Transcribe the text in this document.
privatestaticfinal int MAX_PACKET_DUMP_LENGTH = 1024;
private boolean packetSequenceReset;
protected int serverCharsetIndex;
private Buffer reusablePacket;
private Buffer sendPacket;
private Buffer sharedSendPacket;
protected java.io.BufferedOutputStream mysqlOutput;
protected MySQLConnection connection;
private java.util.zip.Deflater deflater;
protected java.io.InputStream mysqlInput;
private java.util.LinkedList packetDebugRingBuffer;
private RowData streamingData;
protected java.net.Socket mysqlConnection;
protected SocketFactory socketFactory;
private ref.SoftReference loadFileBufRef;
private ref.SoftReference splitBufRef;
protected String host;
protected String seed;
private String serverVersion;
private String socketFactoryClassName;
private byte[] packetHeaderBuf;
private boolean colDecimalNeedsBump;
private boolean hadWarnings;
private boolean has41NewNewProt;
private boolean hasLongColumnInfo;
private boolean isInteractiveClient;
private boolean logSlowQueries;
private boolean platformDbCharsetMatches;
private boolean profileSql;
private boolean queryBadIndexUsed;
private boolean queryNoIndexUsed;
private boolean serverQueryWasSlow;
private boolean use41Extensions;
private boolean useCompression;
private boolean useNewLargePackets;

▬▬▬▬▬▬▬▬▬▬

TASK GOAL
Repeat the entries above exactly, leaving nothing out.

RESULT
Transcribe the text in this document.
privatestaticfinal int MAX_PACKET_DUMP_LENGTH = 1024;
private boolean packetSequenceReset;
protected int serverCharsetIndex;
private Buffer reusablePacket;
private Buffer sendPacket;
private Buffer sharedSendPacket;
protected java.io.BufferedOutputStream mysqlOutput;
protected MySQLConnection connection;
private java.util.zip.Deflater deflater;
protected java.io.InputStream mysqlInput;
private java.util.LinkedList packetDebugRingBuffer;
private RowData streamingData;
protected java.net.Socket mysqlConnection;
protected SocketFactory socketFactory;
private ref.SoftReference loadFileBufRef;
private ref.SoftReference splitBufRef;
protected String host;
protected String seed;
private String serverVersion;
private String socketFactoryClassName;
private byte[] packetHeaderBuf;
private boolean colDecimalNeedsBump;
private boolean hadWarnings;
private boolean has41NewNewProt;
private boolean hasLongColumnInfo;
private boolean isInteractiveClient;
private boolean logSlowQueries;
private boolean platformDbCharsetMatches;
private boolean profileSql;
private boolean queryBadIndexUsed;
private boolean queryNoIndexUsed;
private boolean serverQueryWasSlow;
private boolean use41Extensions;
private boolean useCompression;
private boolean useNewLargePackets;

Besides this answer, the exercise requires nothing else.